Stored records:
-- start --
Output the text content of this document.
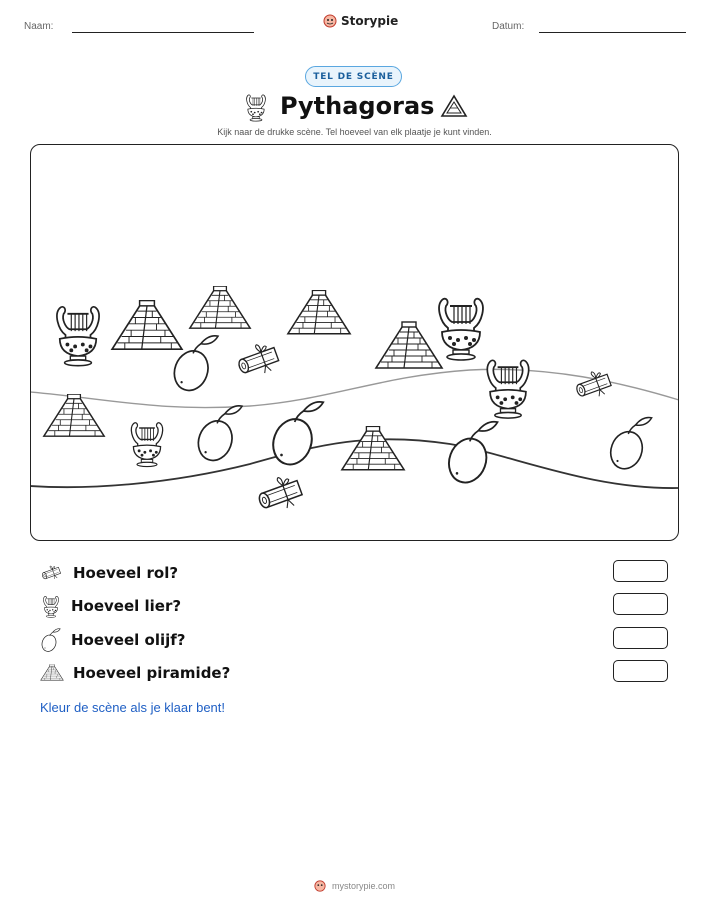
Naam:	Storypie	Datum:
TEL DE SCÈNE
Pythagoras
Kijk naar de drukke scène. Tel hoeveel van elk plaatje je kunt vinden.
Hoeveel rol?
Hoeveel lier?
Hoeveel olijf?
Hoeveel piramide?
Kleur de scène als je klaar bent!
mystorypie.com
-- end --
Exercise details: Would you mind returning each entry above word for word, skipping the images?

Exercise answer:
Output the text content of this document.
Naam:	Storypie	Datum:
TEL DE SCÈNE
Pythagoras
Kijk naar de drukke scène. Tel hoeveel van elk plaatje je kunt vinden.
Hoeveel rol?
Hoeveel lier?
Hoeveel olijf?
Hoeveel piramide?
Kleur de scène als je klaar bent!
mystorypie.com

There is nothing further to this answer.